## Written task
Print the listing below exactly.

+++ Extracted information +++

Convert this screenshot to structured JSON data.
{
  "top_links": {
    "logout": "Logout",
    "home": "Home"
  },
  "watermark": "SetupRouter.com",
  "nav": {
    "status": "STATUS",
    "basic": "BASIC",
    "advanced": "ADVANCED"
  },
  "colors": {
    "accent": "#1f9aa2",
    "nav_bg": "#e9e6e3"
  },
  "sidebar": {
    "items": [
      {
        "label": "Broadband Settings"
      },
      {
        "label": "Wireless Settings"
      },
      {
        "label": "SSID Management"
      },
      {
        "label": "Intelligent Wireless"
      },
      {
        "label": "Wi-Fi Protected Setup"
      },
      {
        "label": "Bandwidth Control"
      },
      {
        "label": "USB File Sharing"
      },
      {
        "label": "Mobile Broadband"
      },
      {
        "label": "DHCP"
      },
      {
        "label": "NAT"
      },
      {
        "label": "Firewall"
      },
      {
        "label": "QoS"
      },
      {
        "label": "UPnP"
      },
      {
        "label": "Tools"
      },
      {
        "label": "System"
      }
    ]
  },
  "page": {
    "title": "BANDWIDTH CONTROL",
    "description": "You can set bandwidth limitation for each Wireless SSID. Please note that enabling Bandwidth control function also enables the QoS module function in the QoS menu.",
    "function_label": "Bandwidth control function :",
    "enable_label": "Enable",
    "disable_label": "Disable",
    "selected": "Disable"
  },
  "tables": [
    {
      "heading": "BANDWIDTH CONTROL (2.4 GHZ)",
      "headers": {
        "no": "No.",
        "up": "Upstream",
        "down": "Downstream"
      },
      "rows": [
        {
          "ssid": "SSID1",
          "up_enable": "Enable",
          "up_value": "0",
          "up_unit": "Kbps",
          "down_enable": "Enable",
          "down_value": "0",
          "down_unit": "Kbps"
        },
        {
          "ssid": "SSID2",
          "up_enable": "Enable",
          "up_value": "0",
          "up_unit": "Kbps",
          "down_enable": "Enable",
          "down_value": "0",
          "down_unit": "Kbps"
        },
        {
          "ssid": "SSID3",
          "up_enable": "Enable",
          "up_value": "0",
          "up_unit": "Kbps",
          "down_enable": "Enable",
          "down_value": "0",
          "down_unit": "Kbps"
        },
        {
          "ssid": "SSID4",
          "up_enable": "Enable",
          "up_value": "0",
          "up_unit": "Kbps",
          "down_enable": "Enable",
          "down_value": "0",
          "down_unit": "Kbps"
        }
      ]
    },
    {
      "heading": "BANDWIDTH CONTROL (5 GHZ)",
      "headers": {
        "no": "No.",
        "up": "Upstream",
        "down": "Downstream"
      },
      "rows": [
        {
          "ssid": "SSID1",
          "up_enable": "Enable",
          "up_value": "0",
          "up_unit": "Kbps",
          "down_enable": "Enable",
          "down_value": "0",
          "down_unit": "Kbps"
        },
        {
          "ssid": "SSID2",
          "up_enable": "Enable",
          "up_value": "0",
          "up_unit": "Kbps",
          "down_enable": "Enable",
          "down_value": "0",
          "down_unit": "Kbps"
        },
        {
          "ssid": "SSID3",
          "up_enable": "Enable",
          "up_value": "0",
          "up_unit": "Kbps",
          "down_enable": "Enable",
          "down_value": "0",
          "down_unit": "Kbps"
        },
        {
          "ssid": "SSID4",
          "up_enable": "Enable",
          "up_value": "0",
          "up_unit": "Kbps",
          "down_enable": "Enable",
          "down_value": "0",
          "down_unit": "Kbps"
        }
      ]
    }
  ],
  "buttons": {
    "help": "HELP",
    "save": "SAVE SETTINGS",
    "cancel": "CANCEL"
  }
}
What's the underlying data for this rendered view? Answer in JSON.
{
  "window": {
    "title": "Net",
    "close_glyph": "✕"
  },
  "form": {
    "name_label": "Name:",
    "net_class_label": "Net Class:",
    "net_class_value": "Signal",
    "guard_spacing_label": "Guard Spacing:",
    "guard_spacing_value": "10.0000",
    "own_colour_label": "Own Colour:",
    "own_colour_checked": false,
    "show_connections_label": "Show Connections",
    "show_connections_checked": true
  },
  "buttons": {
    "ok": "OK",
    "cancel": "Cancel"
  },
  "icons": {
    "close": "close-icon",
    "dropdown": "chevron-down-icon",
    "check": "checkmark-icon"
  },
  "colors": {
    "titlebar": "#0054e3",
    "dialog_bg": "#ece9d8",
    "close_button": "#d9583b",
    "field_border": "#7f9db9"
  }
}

+++

## Written response
Convert this screenshot to structured JSON data.
{
  "top_links": {
    "logout": "Logout",
    "home": "Home"
  },
  "watermark": "SetupRouter.com",
  "nav": {
    "status": "STATUS",
    "basic": "BASIC",
    "advanced": "ADVANCED"
  },
  "colors": {
    "accent": "#1f9aa2",
    "nav_bg": "#e9e6e3"
  },
  "sidebar": {
    "items": [
      {
        "label": "Broadband Settings"
      },
      {
        "label": "Wireless Settings"
      },
      {
        "label": "SSID Management"
      },
      {
        "label": "Intelligent Wireless"
      },
      {
        "label": "Wi-Fi Protected Setup"
      },
      {
        "label": "Bandwidth Control"
      },
      {
        "label": "USB File Sharing"
      },
      {
        "label": "Mobile Broadband"
      },
      {
        "label": "DHCP"
      },
      {
        "label": "NAT"
      },
      {
        "label": "Firewall"
      },
      {
        "label": "QoS"
      },
      {
        "label": "UPnP"
      },
      {
        "label": "Tools"
      },
      {
        "label": "System"
      }
    ]
  },
  "page": {
    "title": "BANDWIDTH CONTROL",
    "description": "You can set bandwidth limitation for each Wireless SSID. Please note that enabling Bandwidth control function also enables the QoS module function in the QoS menu.",
    "function_label": "Bandwidth control function :",
    "enable_label": "Enable",
    "disable_label": "Disable",
    "selected": "Disable"
  },
  "tables": [
    {
      "heading": "BANDWIDTH CONTROL (2.4 GHZ)",
      "headers": {
        "no": "No.",
        "up": "Upstream",
        "down": "Downstream"
      },
      "rows": [
        {
          "ssid": "SSID1",
          "up_enable": "Enable",
          "up_value": "0",
          "up_unit": "Kbps",
          "down_enable": "Enable",
          "down_value": "0",
          "down_unit": "Kbps"
        },
        {
          "ssid": "SSID2",
          "up_enable": "Enable",
          "up_value": "0",
          "up_unit": "Kbps",
          "down_enable": "Enable",
          "down_value": "0",
          "down_unit": "Kbps"
        },
        {
          "ssid": "SSID3",
          "up_enable": "Enable",
          "up_value": "0",
          "up_unit": "Kbps",
          "down_enable": "Enable",
          "down_value": "0",
          "down_unit": "Kbps"
        },
        {
          "ssid": "SSID4",
          "up_enable": "Enable",
          "up_value": "0",
          "up_unit": "Kbps",
          "down_enable": "Enable",
          "down_value": "0",
          "down_unit": "Kbps"
        }
      ]
    },
    {
      "heading": "BANDWIDTH CONTROL (5 GHZ)",
      "headers": {
        "no": "No.",
        "up": "Upstream",
        "down": "Downstream"
      },
      "rows": [
        {
          "ssid": "SSID1",
          "up_enable": "Enable",
          "up_value": "0",
          "up_unit": "Kbps",
          "down_enable": "Enable",
          "down_value": "0",
          "down_unit": "Kbps"
        },
        {
          "ssid": "SSID2",
          "up_enable": "Enable",
          "up_value": "0",
          "up_unit": "Kbps",
          "down_enable": "Enable",
          "down_value": "0",
          "down_unit": "Kbps"
        },
        {
          "ssid": "SSID3",
          "up_enable": "Enable",
          "up_value": "0",
          "up_unit": "Kbps",
          "down_enable": "Enable",
          "down_value": "0",
          "down_unit": "Kbps"
        },
        {
          "ssid": "SSID4",
          "up_enable": "Enable",
          "up_value": "0",
          "up_unit": "Kbps",
          "down_enable": "Enable",
          "down_value": "0",
          "down_unit": "Kbps"
        }
      ]
    }
  ],
  "buttons": {
    "help": "HELP",
    "save": "SAVE SETTINGS",
    "cancel": "CANCEL"
  }
}
What's the underlying data for this rendered view? Answer in JSON.
{
  "window": {
    "title": "Net",
    "close_glyph": "✕"
  },
  "form": {
    "name_label": "Name:",
    "net_class_label": "Net Class:",
    "net_class_value": "Signal",
    "guard_spacing_label": "Guard Spacing:",
    "guard_spacing_value": "10.0000",
    "own_colour_label": "Own Colour:",
    "own_colour_checked": false,
    "show_connections_label": "Show Connections",
    "show_connections_checked": true
  },
  "buttons": {
    "ok": "OK",
    "cancel": "Cancel"
  },
  "icons": {
    "close": "close-icon",
    "dropdown": "chevron-down-icon",
    "check": "checkmark-icon"
  },
  "colors": {
    "titlebar": "#0054e3",
    "dialog_bg": "#ece9d8",
    "close_button": "#d9583b",
    "field_border": "#7f9db9"
  }
}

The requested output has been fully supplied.